_Required work:_ Transcribe the full listing below exactly.

_Source material:_
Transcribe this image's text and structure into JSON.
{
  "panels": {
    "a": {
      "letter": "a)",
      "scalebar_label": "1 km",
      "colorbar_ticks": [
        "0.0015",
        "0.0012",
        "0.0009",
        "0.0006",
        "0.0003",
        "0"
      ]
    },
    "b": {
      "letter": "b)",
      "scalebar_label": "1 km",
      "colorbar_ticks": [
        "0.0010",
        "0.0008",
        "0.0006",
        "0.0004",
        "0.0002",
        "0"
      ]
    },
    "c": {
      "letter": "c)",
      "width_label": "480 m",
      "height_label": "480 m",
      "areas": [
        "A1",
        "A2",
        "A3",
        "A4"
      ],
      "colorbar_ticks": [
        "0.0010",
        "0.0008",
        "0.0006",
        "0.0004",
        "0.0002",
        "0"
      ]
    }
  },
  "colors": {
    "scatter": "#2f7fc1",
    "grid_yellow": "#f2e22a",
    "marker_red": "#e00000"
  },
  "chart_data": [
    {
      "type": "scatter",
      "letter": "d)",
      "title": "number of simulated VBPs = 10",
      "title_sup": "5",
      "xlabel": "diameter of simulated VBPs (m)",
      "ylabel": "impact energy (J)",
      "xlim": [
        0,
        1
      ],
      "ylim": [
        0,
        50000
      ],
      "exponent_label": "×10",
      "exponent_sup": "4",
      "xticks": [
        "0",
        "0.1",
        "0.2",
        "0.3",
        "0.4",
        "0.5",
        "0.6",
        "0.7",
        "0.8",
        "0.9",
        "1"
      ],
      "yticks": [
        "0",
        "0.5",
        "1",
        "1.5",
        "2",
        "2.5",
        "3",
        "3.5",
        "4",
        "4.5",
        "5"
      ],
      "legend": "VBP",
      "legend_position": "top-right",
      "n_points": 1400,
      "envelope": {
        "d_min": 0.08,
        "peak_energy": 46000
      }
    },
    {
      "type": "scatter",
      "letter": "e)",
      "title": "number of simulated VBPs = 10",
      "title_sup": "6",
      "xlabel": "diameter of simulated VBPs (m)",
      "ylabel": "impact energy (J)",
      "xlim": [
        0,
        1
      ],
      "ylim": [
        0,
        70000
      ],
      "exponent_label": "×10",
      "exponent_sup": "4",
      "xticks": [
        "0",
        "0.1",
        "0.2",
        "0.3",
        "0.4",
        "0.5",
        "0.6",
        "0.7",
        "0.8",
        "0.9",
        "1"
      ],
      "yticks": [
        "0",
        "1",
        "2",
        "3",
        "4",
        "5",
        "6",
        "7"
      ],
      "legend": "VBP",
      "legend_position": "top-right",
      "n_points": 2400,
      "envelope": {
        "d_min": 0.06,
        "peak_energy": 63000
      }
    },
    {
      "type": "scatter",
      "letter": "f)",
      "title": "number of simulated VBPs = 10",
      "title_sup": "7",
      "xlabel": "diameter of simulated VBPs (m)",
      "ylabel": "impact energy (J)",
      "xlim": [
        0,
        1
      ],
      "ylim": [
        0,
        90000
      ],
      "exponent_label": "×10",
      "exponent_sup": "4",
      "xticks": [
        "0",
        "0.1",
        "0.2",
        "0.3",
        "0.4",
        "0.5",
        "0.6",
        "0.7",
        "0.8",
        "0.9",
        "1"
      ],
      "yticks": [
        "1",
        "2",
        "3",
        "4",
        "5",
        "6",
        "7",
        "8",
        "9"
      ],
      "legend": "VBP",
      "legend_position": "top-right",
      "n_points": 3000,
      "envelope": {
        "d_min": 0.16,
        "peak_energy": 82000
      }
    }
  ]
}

_Response for this exercise:_
Transcribe this image's text and structure into JSON.
{
  "panels": {
    "a": {
      "letter": "a)",
      "scalebar_label": "1 km",
      "colorbar_ticks": [
        "0.0015",
        "0.0012",
        "0.0009",
        "0.0006",
        "0.0003",
        "0"
      ]
    },
    "b": {
      "letter": "b)",
      "scalebar_label": "1 km",
      "colorbar_ticks": [
        "0.0010",
        "0.0008",
        "0.0006",
        "0.0004",
        "0.0002",
        "0"
      ]
    },
    "c": {
      "letter": "c)",
      "width_label": "480 m",
      "height_label": "480 m",
      "areas": [
        "A1",
        "A2",
        "A3",
        "A4"
      ],
      "colorbar_ticks": [
        "0.0010",
        "0.0008",
        "0.0006",
        "0.0004",
        "0.0002",
        "0"
      ]
    }
  },
  "colors": {
    "scatter": "#2f7fc1",
    "grid_yellow": "#f2e22a",
    "marker_red": "#e00000"
  },
  "chart_data": [
    {
      "type": "scatter",
      "letter": "d)",
      "title": "number of simulated VBPs = 10",
      "title_sup": "5",
      "xlabel": "diameter of simulated VBPs (m)",
      "ylabel": "impact energy (J)",
      "xlim": [
        0,
        1
      ],
      "ylim": [
        0,
        50000
      ],
      "exponent_label": "×10",
      "exponent_sup": "4",
      "xticks": [
        "0",
        "0.1",
        "0.2",
        "0.3",
        "0.4",
        "0.5",
        "0.6",
        "0.7",
        "0.8",
        "0.9",
        "1"
      ],
      "yticks": [
        "0",
        "0.5",
        "1",
        "1.5",
        "2",
        "2.5",
        "3",
        "3.5",
        "4",
        "4.5",
        "5"
      ],
      "legend": "VBP",
      "legend_position": "top-right",
      "n_points": 1400,
      "envelope": {
        "d_min": 0.08,
        "peak_energy": 46000
      }
    },
    {
      "type": "scatter",
      "letter": "e)",
      "title": "number of simulated VBPs = 10",
      "title_sup": "6",
      "xlabel": "diameter of simulated VBPs (m)",
      "ylabel": "impact energy (J)",
      "xlim": [
        0,
        1
      ],
      "ylim": [
        0,
        70000
      ],
      "exponent_label": "×10",
      "exponent_sup": "4",
      "xticks": [
        "0",
        "0.1",
        "0.2",
        "0.3",
        "0.4",
        "0.5",
        "0.6",
        "0.7",
        "0.8",
        "0.9",
        "1"
      ],
      "yticks": [
        "0",
        "1",
        "2",
        "3",
        "4",
        "5",
        "6",
        "7"
      ],
      "legend": "VBP",
      "legend_position": "top-right",
      "n_points": 2400,
      "envelope": {
        "d_min": 0.06,
        "peak_energy": 63000
      }
    },
    {
      "type": "scatter",
      "letter": "f)",
      "title": "number of simulated VBPs = 10",
      "title_sup": "7",
      "xlabel": "diameter of simulated VBPs (m)",
      "ylabel": "impact energy (J)",
      "xlim": [
        0,
        1
      ],
      "ylim": [
        0,
        90000
      ],
      "exponent_label": "×10",
      "exponent_sup": "4",
      "xticks": [
        "0",
        "0.1",
        "0.2",
        "0.3",
        "0.4",
        "0.5",
        "0.6",
        "0.7",
        "0.8",
        "0.9",
        "1"
      ],
      "yticks": [
        "1",
        "2",
        "3",
        "4",
        "5",
        "6",
        "7",
        "8",
        "9"
      ],
      "legend": "VBP",
      "legend_position": "top-right",
      "n_points": 3000,
      "envelope": {
        "d_min": 0.16,
        "peak_energy": 82000
      }
    }
  ]
}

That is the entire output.